**Short problem:** Note each line that includes the word "callsign". Copy those lines.

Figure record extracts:
■ ■ ■ ■ ■

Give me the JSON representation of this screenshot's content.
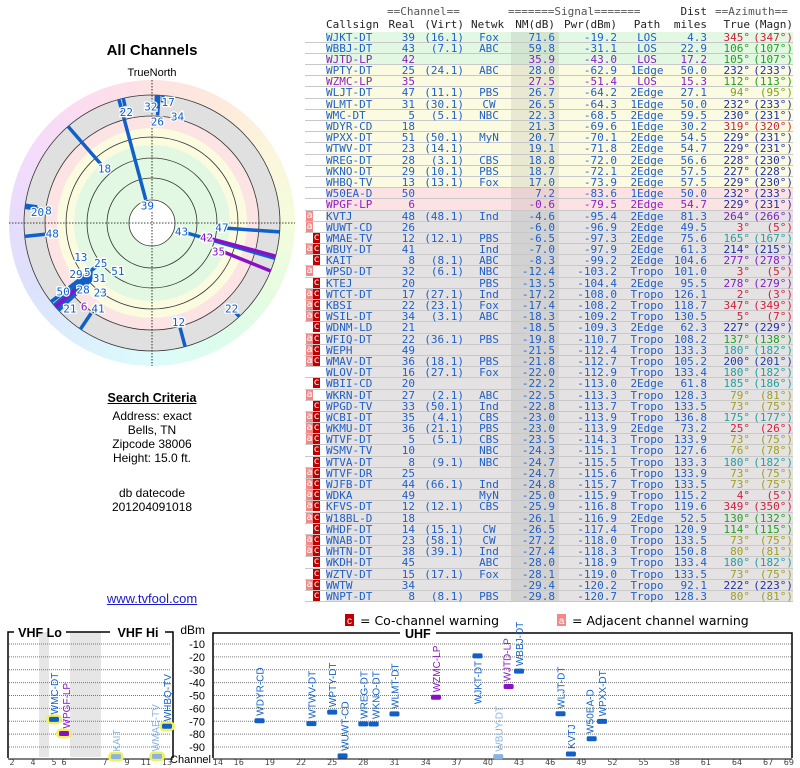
{
  "polar": {
    "title": "All Channels",
    "north_label": "TrueNorth"
  },
  "criteria": {
    "title": "Search Criteria",
    "lines": [
      "Address: exact",
      "Bells, TN",
      "Zipcode 38006",
      "Height: 15.0 ft."
    ],
    "db_label": "db datecode",
    "db_value": "201204091018",
    "link": "www.tvfool.com"
  },
  "table": {
    "group_headers": {
      "channel": "==Channel==",
      "signal": "=======Signal=======",
      "dist": "Dist",
      "azimuth": "==Azimuth=="
    },
    "columns": {
      "callsign": "Callsign",
      "real": "Real",
      "virt": "(Virt)",
      "netwk": "Netwk",
      "nm": "NM(dB)",
      "pwr": "Pwr(dBm)",
      "path": "Path",
      "miles": "miles",
      "true": "True",
      "magn": "(Magn)"
    },
    "rows": [
      {
        "flags": "",
        "call": "WJKT-DT",
        "real": "39",
        "virt": "(16.1)",
        "net": "Fox",
        "nm": "71.6",
        "pwr": "-19.2",
        "path": "LOS",
        "dist": "4.3",
        "true": "345°",
        "magn": "(347°)",
        "lp": false,
        "bg": "green",
        "azc": "#d02040"
      },
      {
        "flags": "",
        "call": "WBBJ-DT",
        "real": "43",
        "virt": "(7.1)",
        "net": "ABC",
        "nm": "59.8",
        "pwr": "-31.1",
        "path": "LOS",
        "dist": "22.9",
        "true": "106°",
        "magn": "(107°)",
        "lp": false,
        "bg": "green",
        "azc": "#20a020"
      },
      {
        "flags": "",
        "call": "WJTD-LP",
        "real": "42",
        "virt": "",
        "net": "",
        "nm": "35.9",
        "pwr": "-43.0",
        "path": "LOS",
        "dist": "17.2",
        "true": "105°",
        "magn": "(107°)",
        "lp": true,
        "bg": "green",
        "azc": "#20a020"
      },
      {
        "flags": "",
        "call": "WPTY-DT",
        "real": "25",
        "virt": "(24.1)",
        "net": "ABC",
        "nm": "28.0",
        "pwr": "-62.9",
        "path": "1Edge",
        "dist": "50.0",
        "true": "232°",
        "magn": "(233°)",
        "lp": false,
        "bg": "yellow",
        "azc": "#2030a0"
      },
      {
        "flags": "",
        "call": "WZMC-LP",
        "real": "35",
        "virt": "",
        "net": "",
        "nm": "27.5",
        "pwr": "-51.4",
        "path": "LOS",
        "dist": "15.3",
        "true": "112°",
        "magn": "(113°)",
        "lp": true,
        "bg": "yellow",
        "azc": "#20a020"
      },
      {
        "flags": "",
        "call": "WLJT-DT",
        "real": "47",
        "virt": "(11.1)",
        "net": "PBS",
        "nm": "26.7",
        "pwr": "-64.2",
        "path": "2Edge",
        "dist": "27.1",
        "true": "94°",
        "magn": "(95°)",
        "lp": false,
        "bg": "yellow",
        "azc": "#80a020"
      },
      {
        "flags": "",
        "call": "WLMT-DT",
        "real": "31",
        "virt": "(30.1)",
        "net": "CW",
        "nm": "26.5",
        "pwr": "-64.3",
        "path": "1Edge",
        "dist": "50.0",
        "true": "232°",
        "magn": "(233°)",
        "lp": false,
        "bg": "yellow",
        "azc": "#2030a0"
      },
      {
        "flags": "",
        "call": "WMC-DT",
        "real": "5",
        "virt": "(5.1)",
        "net": "NBC",
        "nm": "22.3",
        "pwr": "-68.5",
        "path": "2Edge",
        "dist": "59.5",
        "true": "230°",
        "magn": "(231°)",
        "lp": false,
        "bg": "yellow",
        "azc": "#2030a0"
      },
      {
        "flags": "",
        "call": "WDYR-CD",
        "real": "18",
        "virt": "",
        "net": "",
        "nm": "21.3",
        "pwr": "-69.6",
        "path": "1Edge",
        "dist": "30.2",
        "true": "319°",
        "magn": "(320°)",
        "lp": false,
        "bg": "yellow",
        "azc": "#d02040"
      },
      {
        "flags": "",
        "call": "WPXX-DT",
        "real": "51",
        "virt": "(50.1)",
        "net": "MyN",
        "nm": "20.7",
        "pwr": "-70.1",
        "path": "2Edge",
        "dist": "54.5",
        "true": "229°",
        "magn": "(231°)",
        "lp": false,
        "bg": "yellow",
        "azc": "#2030a0"
      },
      {
        "flags": "",
        "call": "WTWV-DT",
        "real": "23",
        "virt": "(14.1)",
        "net": "",
        "nm": "19.1",
        "pwr": "-71.8",
        "path": "2Edge",
        "dist": "54.7",
        "true": "229°",
        "magn": "(231°)",
        "lp": false,
        "bg": "yellow",
        "azc": "#2030a0"
      },
      {
        "flags": "",
        "call": "WREG-DT",
        "real": "28",
        "virt": "(3.1)",
        "net": "CBS",
        "nm": "18.8",
        "pwr": "-72.0",
        "path": "2Edge",
        "dist": "56.6",
        "true": "228°",
        "magn": "(230°)",
        "lp": false,
        "bg": "yellow",
        "azc": "#2030a0"
      },
      {
        "flags": "",
        "call": "WKNO-DT",
        "real": "29",
        "virt": "(10.1)",
        "net": "PBS",
        "nm": "18.7",
        "pwr": "-72.1",
        "path": "2Edge",
        "dist": "57.5",
        "true": "227°",
        "magn": "(228°)",
        "lp": false,
        "bg": "yellow",
        "azc": "#2030a0"
      },
      {
        "flags": "",
        "call": "WHBQ-TV",
        "real": "13",
        "virt": "(13.1)",
        "net": "Fox",
        "nm": "17.0",
        "pwr": "-73.9",
        "path": "2Edge",
        "dist": "57.5",
        "true": "229°",
        "magn": "(230°)",
        "lp": false,
        "bg": "yellow",
        "azc": "#2030a0"
      },
      {
        "flags": "",
        "call": "W50EA-D",
        "real": "50",
        "virt": "",
        "net": "",
        "nm": "7.2",
        "pwr": "-83.6",
        "path": "1Edge",
        "dist": "50.0",
        "true": "232°",
        "magn": "(233°)",
        "lp": false,
        "bg": "pink",
        "azc": "#2030a0"
      },
      {
        "flags": "",
        "call": "WPGF-LP",
        "real": "6",
        "virt": "",
        "net": "",
        "nm": "-0.6",
        "pwr": "-79.5",
        "path": "2Edge",
        "dist": "54.7",
        "true": "229°",
        "magn": "(231°)",
        "lp": true,
        "bg": "pink",
        "azc": "#2030a0"
      },
      {
        "flags": "a",
        "call": "KVTJ",
        "real": "48",
        "virt": "(48.1)",
        "net": "Ind",
        "nm": "-4.6",
        "pwr": "-95.4",
        "path": "2Edge",
        "dist": "81.3",
        "true": "264°",
        "magn": "(266°)",
        "lp": false,
        "bg": "grey",
        "azc": "#8020c0"
      },
      {
        "flags": "a",
        "call": "WUWT-CD",
        "real": "26",
        "virt": "",
        "net": "",
        "nm": "-6.0",
        "pwr": "-96.9",
        "path": "2Edge",
        "dist": "49.5",
        "true": "3°",
        "magn": "(5°)",
        "lp": false,
        "bg": "grey",
        "azc": "#d02040"
      },
      {
        "flags": "c",
        "call": "WMAE-TV",
        "real": "12",
        "virt": "(12.1)",
        "net": "PBS",
        "nm": "-6.5",
        "pwr": "-97.3",
        "path": "2Edge",
        "dist": "75.6",
        "true": "165°",
        "magn": "(167°)",
        "lp": false,
        "bg": "grey",
        "azc": "#20a0a0"
      },
      {
        "flags": "ac",
        "call": "WBUY-DT",
        "real": "41",
        "virt": "",
        "net": "Ind",
        "nm": "-7.0",
        "pwr": "-97.9",
        "path": "2Edge",
        "dist": "61.3",
        "true": "214°",
        "magn": "(215°)",
        "lp": false,
        "bg": "grey",
        "azc": "#2030a0"
      },
      {
        "flags": "c",
        "call": "KAIT",
        "real": "8",
        "virt": "(8.1)",
        "net": "ABC",
        "nm": "-8.3",
        "pwr": "-99.2",
        "path": "2Edge",
        "dist": "104.6",
        "true": "277°",
        "magn": "(278°)",
        "lp": false,
        "bg": "grey",
        "azc": "#8020c0"
      },
      {
        "flags": "a",
        "call": "WPSD-DT",
        "real": "32",
        "virt": "(6.1)",
        "net": "NBC",
        "nm": "-12.4",
        "pwr": "-103.2",
        "path": "Tropo",
        "dist": "101.0",
        "true": "3°",
        "magn": "(5°)",
        "lp": false,
        "bg": "grey",
        "azc": "#d02040"
      },
      {
        "flags": "c",
        "call": "KTEJ",
        "real": "20",
        "virt": "",
        "net": "PBS",
        "nm": "-13.5",
        "pwr": "-104.4",
        "path": "2Edge",
        "dist": "95.5",
        "true": "278°",
        "magn": "(279°)",
        "lp": false,
        "bg": "grey",
        "azc": "#8020c0"
      },
      {
        "flags": "ac",
        "call": "WTCT-DT",
        "real": "17",
        "virt": "(27.1)",
        "net": "Ind",
        "nm": "-17.2",
        "pwr": "-108.0",
        "path": "Tropo",
        "dist": "126.1",
        "true": "2°",
        "magn": "(3°)",
        "lp": false,
        "bg": "grey",
        "azc": "#d02040"
      },
      {
        "flags": "ac",
        "call": "KBSI",
        "real": "22",
        "virt": "(23.1)",
        "net": "Fox",
        "nm": "-17.4",
        "pwr": "-108.2",
        "path": "Tropo",
        "dist": "118.7",
        "true": "347°",
        "magn": "(349°)",
        "lp": false,
        "bg": "grey",
        "azc": "#d02040"
      },
      {
        "flags": "ac",
        "call": "WSIL-DT",
        "real": "34",
        "virt": "(3.1)",
        "net": "ABC",
        "nm": "-18.3",
        "pwr": "-109.2",
        "path": "Tropo",
        "dist": "130.5",
        "true": "5°",
        "magn": "(7°)",
        "lp": false,
        "bg": "grey",
        "azc": "#d02040"
      },
      {
        "flags": "c",
        "call": "WDNM-LD",
        "real": "21",
        "virt": "",
        "net": "",
        "nm": "-18.5",
        "pwr": "-109.3",
        "path": "2Edge",
        "dist": "62.3",
        "true": "227°",
        "magn": "(229°)",
        "lp": false,
        "bg": "grey",
        "azc": "#2030a0"
      },
      {
        "flags": "ac",
        "call": "WFIQ-DT",
        "real": "22",
        "virt": "(36.1)",
        "net": "PBS",
        "nm": "-19.8",
        "pwr": "-110.7",
        "path": "Tropo",
        "dist": "108.2",
        "true": "137°",
        "magn": "(138°)",
        "lp": false,
        "bg": "grey",
        "azc": "#20a020"
      },
      {
        "flags": "ac",
        "call": "WEPH",
        "real": "49",
        "virt": "",
        "net": "",
        "nm": "-21.5",
        "pwr": "-112.4",
        "path": "Tropo",
        "dist": "133.3",
        "true": "180°",
        "magn": "(182°)",
        "lp": false,
        "bg": "grey",
        "azc": "#20a0a0"
      },
      {
        "flags": "ac",
        "call": "WMAV-DT",
        "real": "36",
        "virt": "(18.1)",
        "net": "PBS",
        "nm": "-21.8",
        "pwr": "-112.7",
        "path": "Tropo",
        "dist": "105.2",
        "true": "200°",
        "magn": "(201°)",
        "lp": false,
        "bg": "grey",
        "azc": "#2040a0"
      },
      {
        "flags": "",
        "call": "WLOV-DT",
        "real": "16",
        "virt": "(27.1)",
        "net": "Fox",
        "nm": "-22.0",
        "pwr": "-112.9",
        "path": "Tropo",
        "dist": "133.4",
        "true": "180°",
        "magn": "(182°)",
        "lp": false,
        "bg": "grey",
        "azc": "#20a0a0"
      },
      {
        "flags": "c",
        "call": "WBII-CD",
        "real": "20",
        "virt": "",
        "net": "",
        "nm": "-22.2",
        "pwr": "-113.0",
        "path": "2Edge",
        "dist": "61.8",
        "true": "185°",
        "magn": "(186°)",
        "lp": false,
        "bg": "grey",
        "azc": "#20a0a0"
      },
      {
        "flags": "a",
        "call": "WKRN-DT",
        "real": "27",
        "virt": "(2.1)",
        "net": "ABC",
        "nm": "-22.5",
        "pwr": "-113.3",
        "path": "Tropo",
        "dist": "128.3",
        "true": "79°",
        "magn": "(81°)",
        "lp": false,
        "bg": "grey",
        "azc": "#a0a020"
      },
      {
        "flags": "c",
        "call": "WPGD-TV",
        "real": "33",
        "virt": "(50.1)",
        "net": "Ind",
        "nm": "-22.8",
        "pwr": "-113.7",
        "path": "Tropo",
        "dist": "133.5",
        "true": "73°",
        "magn": "(75°)",
        "lp": false,
        "bg": "grey",
        "azc": "#a0a020"
      },
      {
        "flags": "ac",
        "call": "WCBI-DT",
        "real": "35",
        "virt": "(4.1)",
        "net": "CBS",
        "nm": "-23.0",
        "pwr": "-113.9",
        "path": "Tropo",
        "dist": "136.8",
        "true": "175°",
        "magn": "(177°)",
        "lp": false,
        "bg": "grey",
        "azc": "#20a0a0"
      },
      {
        "flags": "ac",
        "call": "WKMU-DT",
        "real": "36",
        "virt": "(21.1)",
        "net": "PBS",
        "nm": "-23.0",
        "pwr": "-113.9",
        "path": "2Edge",
        "dist": "73.2",
        "true": "25°",
        "magn": "(26°)",
        "lp": false,
        "bg": "grey",
        "azc": "#d02040"
      },
      {
        "flags": "ac",
        "call": "WTVF-DT",
        "real": "5",
        "virt": "(5.1)",
        "net": "CBS",
        "nm": "-23.5",
        "pwr": "-114.3",
        "path": "Tropo",
        "dist": "133.9",
        "true": "73°",
        "magn": "(75°)",
        "lp": false,
        "bg": "grey",
        "azc": "#a0a020"
      },
      {
        "flags": "c",
        "call": "WSMV-TV",
        "real": "10",
        "virt": "",
        "net": "NBC",
        "nm": "-24.3",
        "pwr": "-115.1",
        "path": "Tropo",
        "dist": "127.6",
        "true": "76°",
        "magn": "(78°)",
        "lp": false,
        "bg": "grey",
        "azc": "#a0a020"
      },
      {
        "flags": "c",
        "call": "WTVA-DT",
        "real": "8",
        "virt": "(9.1)",
        "net": "NBC",
        "nm": "-24.7",
        "pwr": "-115.5",
        "path": "Tropo",
        "dist": "133.3",
        "true": "180°",
        "magn": "(182°)",
        "lp": false,
        "bg": "grey",
        "azc": "#20a0a0"
      },
      {
        "flags": "ac",
        "call": "WTVF-DR",
        "real": "25",
        "virt": "",
        "net": "",
        "nm": "-24.7",
        "pwr": "-115.6",
        "path": "Tropo",
        "dist": "133.9",
        "true": "73°",
        "magn": "(75°)",
        "lp": false,
        "bg": "grey",
        "azc": "#a0a020"
      },
      {
        "flags": "ac",
        "call": "WJFB-DT",
        "real": "44",
        "virt": "(66.1)",
        "net": "Ind",
        "nm": "-24.8",
        "pwr": "-115.7",
        "path": "Tropo",
        "dist": "133.5",
        "true": "73°",
        "magn": "(75°)",
        "lp": false,
        "bg": "grey",
        "azc": "#a0a020"
      },
      {
        "flags": "ac",
        "call": "WDKA",
        "real": "49",
        "virt": "",
        "net": "MyN",
        "nm": "-25.0",
        "pwr": "-115.9",
        "path": "Tropo",
        "dist": "115.2",
        "true": "4°",
        "magn": "(5°)",
        "lp": false,
        "bg": "grey",
        "azc": "#d02040"
      },
      {
        "flags": "ac",
        "call": "KFVS-DT",
        "real": "12",
        "virt": "(12.1)",
        "net": "CBS",
        "nm": "-25.9",
        "pwr": "-116.8",
        "path": "Tropo",
        "dist": "119.6",
        "true": "349°",
        "magn": "(350°)",
        "lp": false,
        "bg": "grey",
        "azc": "#d02040"
      },
      {
        "flags": "ac",
        "call": "W18BL-D",
        "real": "18",
        "virt": "",
        "net": "",
        "nm": "-26.1",
        "pwr": "-116.9",
        "path": "2Edge",
        "dist": "52.5",
        "true": "130°",
        "magn": "(132°)",
        "lp": false,
        "bg": "grey",
        "azc": "#20a020"
      },
      {
        "flags": "c",
        "call": "WHDF-DT",
        "real": "14",
        "virt": "(15.1)",
        "net": "CW",
        "nm": "-26.5",
        "pwr": "-117.4",
        "path": "Tropo",
        "dist": "120.9",
        "true": "114°",
        "magn": "(115°)",
        "lp": false,
        "bg": "grey",
        "azc": "#20a020"
      },
      {
        "flags": "ac",
        "call": "WNAB-DT",
        "real": "23",
        "virt": "(58.1)",
        "net": "CW",
        "nm": "-27.2",
        "pwr": "-118.0",
        "path": "Tropo",
        "dist": "133.5",
        "true": "73°",
        "magn": "(75°)",
        "lp": false,
        "bg": "grey",
        "azc": "#a0a020"
      },
      {
        "flags": "ac",
        "call": "WHTN-DT",
        "real": "38",
        "virt": "(39.1)",
        "net": "Ind",
        "nm": "-27.4",
        "pwr": "-118.3",
        "path": "Tropo",
        "dist": "150.8",
        "true": "80°",
        "magn": "(81°)",
        "lp": false,
        "bg": "grey",
        "azc": "#a0a020"
      },
      {
        "flags": "c",
        "call": "WKDH-DT",
        "real": "45",
        "virt": "",
        "net": "ABC",
        "nm": "-28.0",
        "pwr": "-118.9",
        "path": "Tropo",
        "dist": "133.4",
        "true": "180°",
        "magn": "(182°)",
        "lp": false,
        "bg": "grey",
        "azc": "#20a0a0"
      },
      {
        "flags": "c",
        "call": "WZTV-DT",
        "real": "15",
        "virt": "(17.1)",
        "net": "Fox",
        "nm": "-28.1",
        "pwr": "-119.0",
        "path": "Tropo",
        "dist": "133.5",
        "true": "73°",
        "magn": "(75°)",
        "lp": false,
        "bg": "grey",
        "azc": "#a0a020"
      },
      {
        "flags": "ac",
        "call": "WWTW",
        "real": "34",
        "virt": "",
        "net": "",
        "nm": "-29.4",
        "pwr": "-120.2",
        "path": "Tropo",
        "dist": "92.1",
        "true": "222°",
        "magn": "(223°)",
        "lp": false,
        "bg": "grey",
        "azc": "#2030a0"
      },
      {
        "flags": "c",
        "call": "WNPT-DT",
        "real": "8",
        "virt": "(8.1)",
        "net": "PBS",
        "nm": "-29.8",
        "pwr": "-120.7",
        "path": "Tropo",
        "dist": "128.3",
        "true": "80°",
        "magn": "(81°)",
        "lp": false,
        "bg": "grey",
        "azc": "#a0a020"
      }
    ]
  },
  "legend": {
    "co_flag": "c",
    "co_text": "= Co-channel warning",
    "adj_flag": "a",
    "adj_text": "= Adjacent channel warning"
  },
  "spectrum": {
    "vhf_lo": "VHF Lo",
    "vhf_hi": "VHF Hi",
    "uhf": "UHF",
    "unit": "dBm",
    "channel_label": "Channel",
    "dbm_ticks": [
      "-10",
      "-20",
      "-30",
      "-40",
      "-50",
      "-60",
      "-70",
      "-80",
      "-90"
    ],
    "vhf_ticks": [
      "2",
      "4",
      "5",
      "6",
      "7",
      "9",
      "11",
      "13"
    ],
    "uhf_ticks": [
      "14",
      "16",
      "19",
      "22",
      "25",
      "28",
      "31",
      "34",
      "37",
      "40",
      "43",
      "46",
      "49",
      "52",
      "55",
      "58",
      "61",
      "64",
      "67",
      "69"
    ]
  },
  "colors": {
    "callsign": "#2060c8",
    "lp": "#8a20c8",
    "co_channel": "#c00000",
    "adjacent": "#f08a8a"
  }
}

■ ■ ■ ■ ■

**Output of the task:**
      "callsign": "Callsign",
    "callsign": "#2060c8",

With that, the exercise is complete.